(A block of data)
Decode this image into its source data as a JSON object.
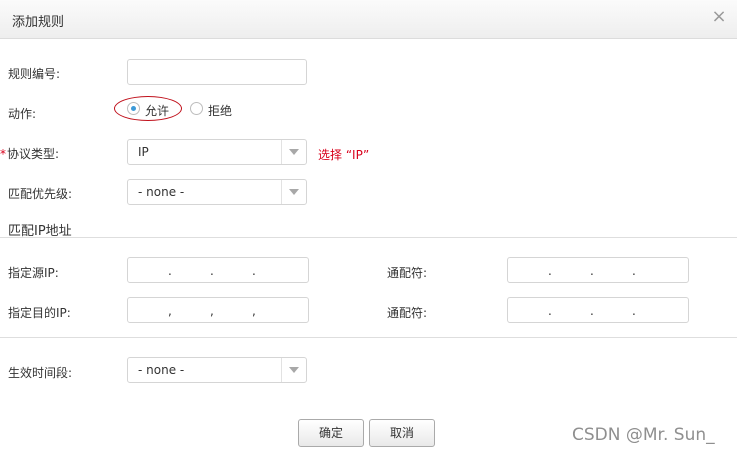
{
  "dialog": {
    "title": "添加规则",
    "close_symbol": "×"
  },
  "form": {
    "rule_number_label": "规则编号:",
    "rule_number_value": "",
    "action_label": "动作:",
    "action_options": [
      {
        "label": "允许",
        "selected": true
      },
      {
        "label": "拒绝",
        "selected": false
      }
    ],
    "protocol_label": "协议类型:",
    "protocol_required": "*",
    "protocol_value": "IP",
    "protocol_hint": "选择 “IP”",
    "priority_label": "匹配优先级:",
    "priority_value": "- none -",
    "section_title": "匹配IP地址",
    "source_ip_label": "指定源IP:",
    "dest_ip_label": "指定目的IP:",
    "wildcard_label": "通配符:",
    "ip_separator": ".",
    "dest_separator": ",",
    "schedule_label": "生效时间段:",
    "schedule_value": "- none -"
  },
  "buttons": {
    "ok": "确定",
    "cancel": "取消"
  },
  "watermark": "CSDN @Mr. Sun_",
  "colors": {
    "accent": "#3d9ad8",
    "hint": "#d9001b",
    "annotation": "#c0101b"
  }
}
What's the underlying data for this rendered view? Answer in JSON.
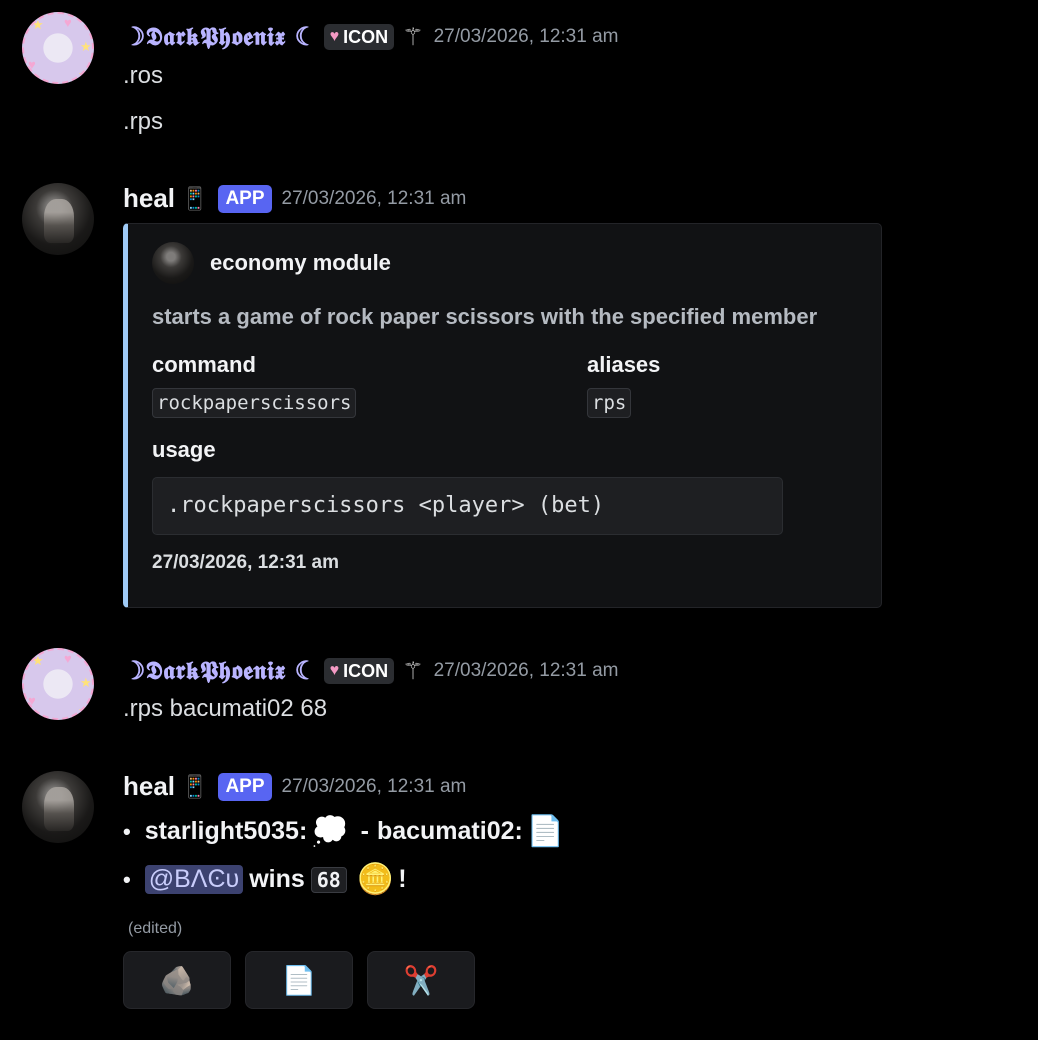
{
  "messages": [
    {
      "author": "☽𝕯𝖆𝖗𝖐𝕻𝖍𝖔𝖊𝖓𝖎𝖝 ☾",
      "tag": "ICON",
      "tag_icon": "heart-icon",
      "wand_icon": "wand-icon",
      "timestamp": "27/03/2026, 12:31 am",
      "lines": [
        ".ros",
        ".rps"
      ]
    },
    {
      "author": "heal",
      "badge": "APP",
      "timestamp": "27/03/2026, 12:31 am",
      "embed": {
        "accent": "#a0cbf7",
        "author": "economy module",
        "description": "starts a game of rock paper scissors with the specified member",
        "fields": [
          {
            "name": "command",
            "value": "rockpaperscissors"
          },
          {
            "name": "aliases",
            "value": "rps"
          },
          {
            "name": "usage",
            "value": ".rockpaperscissors <player> (bet)"
          }
        ],
        "footer": "27/03/2026, 12:31 am"
      }
    },
    {
      "author": "☽𝕯𝖆𝖗𝖐𝕻𝖍𝖔𝖊𝖓𝖎𝖝 ☾",
      "tag": "ICON",
      "timestamp": "27/03/2026, 12:31 am",
      "lines": [
        ".rps bacumati02 68"
      ]
    },
    {
      "author": "heal",
      "badge": "APP",
      "timestamp": "27/03/2026, 12:31 am",
      "bullets": [
        {
          "p1": "starlight5035:",
          "e1": "💭",
          "sep": "-",
          "p2": "bacumati02:",
          "e2": "📄"
        },
        {
          "mention": "@BΛϾᴜ",
          "wins": "wins",
          "amount": "68",
          "coin": "🪙",
          "end": "!"
        }
      ],
      "edited": "(edited)",
      "buttons": [
        {
          "icon": "rock-icon",
          "glyph": "🪨"
        },
        {
          "icon": "paper-icon",
          "glyph": "📄"
        },
        {
          "icon": "scissors-icon",
          "glyph": "✂️"
        }
      ]
    }
  ],
  "colors": {
    "background": "#000000",
    "app_badge": "#5865f2",
    "name_phoenix": "#b9b4ff",
    "mention_bg": "#3c4270"
  }
}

§ **What is being asked**: Restate the listing above word for word, and skip the pictures.

§ **Result below**:
Decode this image into its source data as a JSON object.
{
  "dialog": {
    "title": "添加规则",
    "close_symbol": "×"
  },
  "form": {
    "rule_number_label": "规则编号:",
    "rule_number_value": "",
    "action_label": "动作:",
    "action_options": [
      {
        "label": "允许",
        "selected": true
      },
      {
        "label": "拒绝",
        "selected": false
      }
    ],
    "protocol_label": "协议类型:",
    "protocol_required": "*",
    "protocol_value": "IP",
    "protocol_hint": "选择 “IP”",
    "priority_label": "匹配优先级:",
    "priority_value": "- none -",
    "section_title": "匹配IP地址",
    "source_ip_label": "指定源IP:",
    "dest_ip_label": "指定目的IP:",
    "wildcard_label": "通配符:",
    "ip_separator": ".",
    "dest_separator": ",",
    "schedule_label": "生效时间段:",
    "schedule_value": "- none -"
  },
  "buttons": {
    "ok": "确定",
    "cancel": "取消"
  },
  "watermark": "CSDN @Mr. Sun_",
  "colors": {
    "accent": "#3d9ad8",
    "hint": "#d9001b",
    "annotation": "#c0101b"
  }
}
What's the underlying data for this rendered view? Answer in JSON.
{
  "messages": [
    {
      "author": "☽𝕯𝖆𝖗𝖐𝕻𝖍𝖔𝖊𝖓𝖎𝖝 ☾",
      "tag": "ICON",
      "tag_icon": "heart-icon",
      "wand_icon": "wand-icon",
      "timestamp": "27/03/2026, 12:31 am",
      "lines": [
        ".ros",
        ".rps"
      ]
    },
    {
      "author": "heal",
      "badge": "APP",
      "timestamp": "27/03/2026, 12:31 am",
      "embed": {
        "accent": "#a0cbf7",
        "author": "economy module",
        "description": "starts a game of rock paper scissors with the specified member",
        "fields": [
          {
            "name": "command",
            "value": "rockpaperscissors"
          },
          {
            "name": "aliases",
            "value": "rps"
          },
          {
            "name": "usage",
            "value": ".rockpaperscissors <player> (bet)"
          }
        ],
        "footer": "27/03/2026, 12:31 am"
      }
    },
    {
      "author": "☽𝕯𝖆𝖗𝖐𝕻𝖍𝖔𝖊𝖓𝖎𝖝 ☾",
      "tag": "ICON",
      "timestamp": "27/03/2026, 12:31 am",
      "lines": [
        ".rps bacumati02 68"
      ]
    },
    {
      "author": "heal",
      "badge": "APP",
      "timestamp": "27/03/2026, 12:31 am",
      "bullets": [
        {
          "p1": "starlight5035:",
          "e1": "💭",
          "sep": "-",
          "p2": "bacumati02:",
          "e2": "📄"
        },
        {
          "mention": "@BΛϾᴜ",
          "wins": "wins",
          "amount": "68",
          "coin": "🪙",
          "end": "!"
        }
      ],
      "edited": "(edited)",
      "buttons": [
        {
          "icon": "rock-icon",
          "glyph": "🪨"
        },
        {
          "icon": "paper-icon",
          "glyph": "📄"
        },
        {
          "icon": "scissors-icon",
          "glyph": "✂️"
        }
      ]
    }
  ],
  "colors": {
    "background": "#000000",
    "app_badge": "#5865f2",
    "name_phoenix": "#b9b4ff",
    "mention_bg": "#3c4270"
  }
}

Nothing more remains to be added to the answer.